■ Excerpted records
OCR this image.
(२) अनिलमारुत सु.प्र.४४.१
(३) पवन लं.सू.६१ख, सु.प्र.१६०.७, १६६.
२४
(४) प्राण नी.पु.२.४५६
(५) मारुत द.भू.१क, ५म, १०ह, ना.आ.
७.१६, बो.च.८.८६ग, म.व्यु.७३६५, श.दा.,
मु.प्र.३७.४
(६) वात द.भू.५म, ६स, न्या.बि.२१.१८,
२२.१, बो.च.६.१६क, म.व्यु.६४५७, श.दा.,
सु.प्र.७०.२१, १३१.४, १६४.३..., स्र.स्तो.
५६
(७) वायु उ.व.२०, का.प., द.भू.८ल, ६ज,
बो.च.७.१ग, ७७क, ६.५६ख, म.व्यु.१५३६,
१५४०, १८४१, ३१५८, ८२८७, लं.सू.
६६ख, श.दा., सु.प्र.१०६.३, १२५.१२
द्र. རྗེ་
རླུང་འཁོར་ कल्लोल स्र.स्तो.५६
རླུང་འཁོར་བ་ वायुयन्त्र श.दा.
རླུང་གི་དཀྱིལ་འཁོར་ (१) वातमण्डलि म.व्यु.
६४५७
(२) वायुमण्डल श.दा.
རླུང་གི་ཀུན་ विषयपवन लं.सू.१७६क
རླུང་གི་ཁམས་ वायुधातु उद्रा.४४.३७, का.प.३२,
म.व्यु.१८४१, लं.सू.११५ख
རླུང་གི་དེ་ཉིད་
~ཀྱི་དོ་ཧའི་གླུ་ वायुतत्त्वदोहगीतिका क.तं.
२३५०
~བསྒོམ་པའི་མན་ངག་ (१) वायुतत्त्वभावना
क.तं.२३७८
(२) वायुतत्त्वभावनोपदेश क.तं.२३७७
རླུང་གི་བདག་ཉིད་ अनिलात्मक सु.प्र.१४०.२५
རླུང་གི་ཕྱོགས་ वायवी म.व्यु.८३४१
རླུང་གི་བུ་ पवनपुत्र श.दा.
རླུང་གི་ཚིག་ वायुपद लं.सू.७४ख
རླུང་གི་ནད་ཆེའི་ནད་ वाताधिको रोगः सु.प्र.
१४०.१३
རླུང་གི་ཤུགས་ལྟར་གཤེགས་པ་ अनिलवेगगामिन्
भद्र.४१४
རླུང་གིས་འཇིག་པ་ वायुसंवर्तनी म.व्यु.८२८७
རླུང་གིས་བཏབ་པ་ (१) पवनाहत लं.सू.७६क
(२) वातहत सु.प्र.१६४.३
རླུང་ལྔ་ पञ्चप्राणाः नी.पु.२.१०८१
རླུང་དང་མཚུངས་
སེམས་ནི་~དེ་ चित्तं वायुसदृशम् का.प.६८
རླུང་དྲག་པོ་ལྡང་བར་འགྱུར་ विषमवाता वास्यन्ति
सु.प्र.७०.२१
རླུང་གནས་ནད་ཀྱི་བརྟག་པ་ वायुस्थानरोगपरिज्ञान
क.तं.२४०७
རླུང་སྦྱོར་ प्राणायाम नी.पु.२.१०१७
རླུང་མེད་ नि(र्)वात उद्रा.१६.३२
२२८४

■ Brief
Extract the complete set of records unchanged.

■ Response to the task
OCR this image.
(२) अनिलमारुत सु.प्र.४४.१
(३) पवन लं.सू.६१ख, सु.प्र.१६०.७, १६६.
२४
(४) प्राण नी.पु.२.४५६
(५) मारुत द.भू.१क, ५म, १०ह, ना.आ.
७.१६, बो.च.८.८६ग, म.व्यु.७३६५, श.दा.,
मु.प्र.३७.४
(६) वात द.भू.५म, ६स, न्या.बि.२१.१८,
२२.१, बो.च.६.१६क, म.व्यु.६४५७, श.दा.,
सु.प्र.७०.२१, १३१.४, १६४.३..., स्र.स्तो.
५६
(७) वायु उ.व.२०, का.प., द.भू.८ल, ६ज,
बो.च.७.१ग, ७७क, ६.५६ख, म.व्यु.१५३६,
१५४०, १८४१, ३१५८, ८२८७, लं.सू.
६६ख, श.दा., सु.प्र.१०६.३, १२५.१२
द्र. རྗེ་
རླུང་འཁོར་ कल्लोल स्र.स्तो.५६
རླུང་འཁོར་བ་ वायुयन्त्र श.दा.
རླུང་གི་དཀྱིལ་འཁོར་ (१) वातमण्डलि म.व्यु.
६४५७
(२) वायुमण्डल श.दा.
རླུང་གི་ཀུན་ विषयपवन लं.सू.१७६क
རླུང་གི་ཁམས་ वायुधातु उद्रा.४४.३७, का.प.३२,
म.व्यु.१८४१, लं.सू.११५ख
རླུང་གི་དེ་ཉིད་
~ཀྱི་དོ་ཧའི་གླུ་ वायुतत्त्वदोहगीतिका क.तं.
२३५०
~བསྒོམ་པའི་མན་ངག་ (१) वायुतत्त्वभावना
क.तं.२३७८
(२) वायुतत्त्वभावनोपदेश क.तं.२३७७
རླུང་གི་བདག་ཉིད་ अनिलात्मक सु.प्र.१४०.२५
རླུང་གི་ཕྱོགས་ वायवी म.व्यु.८३४१
རླུང་གི་བུ་ पवनपुत्र श.दा.
རླུང་གི་ཚིག་ वायुपद लं.सू.७४ख
རླུང་གི་ནད་ཆེའི་ནད་ वाताधिको रोगः सु.प्र.
१४०.१३
རླུང་གི་ཤུགས་ལྟར་གཤེགས་པ་ अनिलवेगगामिन्
भद्र.४१४
རླུང་གིས་འཇིག་པ་ वायुसंवर्तनी म.व्यु.८२८७
རླུང་གིས་བཏབ་པ་ (१) पवनाहत लं.सू.७६क
(२) वातहत सु.प्र.१६४.३
རླུང་ལྔ་ पञ्चप्राणाः नी.पु.२.१०८१
རླུང་དང་མཚུངས་
སེམས་ནི་~དེ་ चित्तं वायुसदृशम् का.प.६८
རླུང་དྲག་པོ་ལྡང་བར་འགྱུར་ विषमवाता वास्यन्ति
सु.प्र.७०.२१
རླུང་གནས་ནད་ཀྱི་བརྟག་པ་ वायुस्थानरोगपरिज्ञान
क.तं.२४०७
རླུང་སྦྱོར་ प्राणायाम नी.पु.२.१०१७
རླུང་མེད་ नि(र्)वात उद्रा.१६.३२
२२८४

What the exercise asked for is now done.